> What is required: What number of lines hold the word "heeft"? State that number and nothing besides.

^^^^^^^^

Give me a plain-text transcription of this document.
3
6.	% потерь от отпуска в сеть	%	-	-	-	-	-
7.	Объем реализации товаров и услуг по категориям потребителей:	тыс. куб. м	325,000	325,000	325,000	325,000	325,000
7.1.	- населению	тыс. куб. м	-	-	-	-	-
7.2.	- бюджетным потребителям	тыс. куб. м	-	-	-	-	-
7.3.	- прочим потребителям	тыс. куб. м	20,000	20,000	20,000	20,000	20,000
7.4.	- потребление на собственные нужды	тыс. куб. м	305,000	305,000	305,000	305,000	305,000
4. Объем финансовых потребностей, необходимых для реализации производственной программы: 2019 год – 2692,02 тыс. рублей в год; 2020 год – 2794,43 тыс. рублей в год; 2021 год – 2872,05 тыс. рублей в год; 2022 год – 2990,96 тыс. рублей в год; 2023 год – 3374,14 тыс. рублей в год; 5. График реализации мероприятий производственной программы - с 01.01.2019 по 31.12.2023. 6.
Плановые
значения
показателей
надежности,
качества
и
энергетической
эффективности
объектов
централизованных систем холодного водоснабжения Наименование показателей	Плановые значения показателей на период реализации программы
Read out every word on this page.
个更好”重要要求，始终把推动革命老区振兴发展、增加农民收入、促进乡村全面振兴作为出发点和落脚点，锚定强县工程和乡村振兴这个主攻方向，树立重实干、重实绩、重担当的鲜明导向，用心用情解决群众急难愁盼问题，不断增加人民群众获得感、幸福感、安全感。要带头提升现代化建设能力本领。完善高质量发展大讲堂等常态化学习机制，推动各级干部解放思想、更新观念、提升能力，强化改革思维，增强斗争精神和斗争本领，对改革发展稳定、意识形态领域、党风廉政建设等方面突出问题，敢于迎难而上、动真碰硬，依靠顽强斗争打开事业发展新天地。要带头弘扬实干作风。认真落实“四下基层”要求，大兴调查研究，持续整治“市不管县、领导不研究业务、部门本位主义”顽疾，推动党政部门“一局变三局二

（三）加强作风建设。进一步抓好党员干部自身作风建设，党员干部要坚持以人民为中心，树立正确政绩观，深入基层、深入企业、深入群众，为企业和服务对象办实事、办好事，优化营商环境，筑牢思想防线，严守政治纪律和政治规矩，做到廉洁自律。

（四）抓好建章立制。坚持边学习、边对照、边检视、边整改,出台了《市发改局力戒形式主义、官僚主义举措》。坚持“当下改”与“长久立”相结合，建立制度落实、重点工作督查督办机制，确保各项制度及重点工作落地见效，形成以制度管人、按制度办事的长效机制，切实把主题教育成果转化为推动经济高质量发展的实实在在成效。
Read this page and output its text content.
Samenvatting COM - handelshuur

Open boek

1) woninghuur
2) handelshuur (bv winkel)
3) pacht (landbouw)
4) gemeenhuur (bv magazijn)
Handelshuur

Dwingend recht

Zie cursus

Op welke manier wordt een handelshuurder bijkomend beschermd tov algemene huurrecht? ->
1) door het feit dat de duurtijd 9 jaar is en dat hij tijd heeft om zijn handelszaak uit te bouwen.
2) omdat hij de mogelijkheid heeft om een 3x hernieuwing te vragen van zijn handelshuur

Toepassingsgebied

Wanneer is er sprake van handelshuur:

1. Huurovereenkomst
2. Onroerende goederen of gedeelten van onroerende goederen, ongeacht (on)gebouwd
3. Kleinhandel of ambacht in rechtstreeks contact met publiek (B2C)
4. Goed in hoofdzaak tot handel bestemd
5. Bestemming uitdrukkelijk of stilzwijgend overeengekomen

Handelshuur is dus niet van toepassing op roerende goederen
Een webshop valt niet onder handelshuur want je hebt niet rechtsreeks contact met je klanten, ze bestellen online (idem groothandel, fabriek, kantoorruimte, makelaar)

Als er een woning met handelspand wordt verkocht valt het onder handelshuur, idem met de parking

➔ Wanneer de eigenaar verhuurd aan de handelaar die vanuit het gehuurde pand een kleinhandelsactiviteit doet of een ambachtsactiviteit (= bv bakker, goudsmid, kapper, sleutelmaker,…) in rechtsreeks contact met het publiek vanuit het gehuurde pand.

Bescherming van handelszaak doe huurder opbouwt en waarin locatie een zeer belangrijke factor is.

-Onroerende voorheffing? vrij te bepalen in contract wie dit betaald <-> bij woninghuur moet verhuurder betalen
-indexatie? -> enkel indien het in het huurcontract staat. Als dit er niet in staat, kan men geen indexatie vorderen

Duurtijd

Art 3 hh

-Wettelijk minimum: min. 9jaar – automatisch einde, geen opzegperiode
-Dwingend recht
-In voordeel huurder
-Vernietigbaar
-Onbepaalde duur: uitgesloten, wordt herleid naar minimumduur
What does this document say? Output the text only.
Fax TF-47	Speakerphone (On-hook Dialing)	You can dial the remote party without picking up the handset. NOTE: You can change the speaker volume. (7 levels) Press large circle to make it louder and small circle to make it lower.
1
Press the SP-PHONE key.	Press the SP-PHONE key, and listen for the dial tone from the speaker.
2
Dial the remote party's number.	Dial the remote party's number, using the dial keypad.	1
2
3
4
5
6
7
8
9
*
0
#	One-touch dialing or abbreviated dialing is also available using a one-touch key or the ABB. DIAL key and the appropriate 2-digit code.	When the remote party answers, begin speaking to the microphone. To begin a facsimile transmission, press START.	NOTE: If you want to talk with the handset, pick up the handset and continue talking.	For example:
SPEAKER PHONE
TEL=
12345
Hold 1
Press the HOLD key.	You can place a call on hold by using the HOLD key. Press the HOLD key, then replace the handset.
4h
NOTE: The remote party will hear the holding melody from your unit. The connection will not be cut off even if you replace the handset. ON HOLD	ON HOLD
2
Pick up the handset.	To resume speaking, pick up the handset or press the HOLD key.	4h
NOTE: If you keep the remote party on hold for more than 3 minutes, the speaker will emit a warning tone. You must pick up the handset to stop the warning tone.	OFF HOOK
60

^^^^^^^^

> Exercise output: 2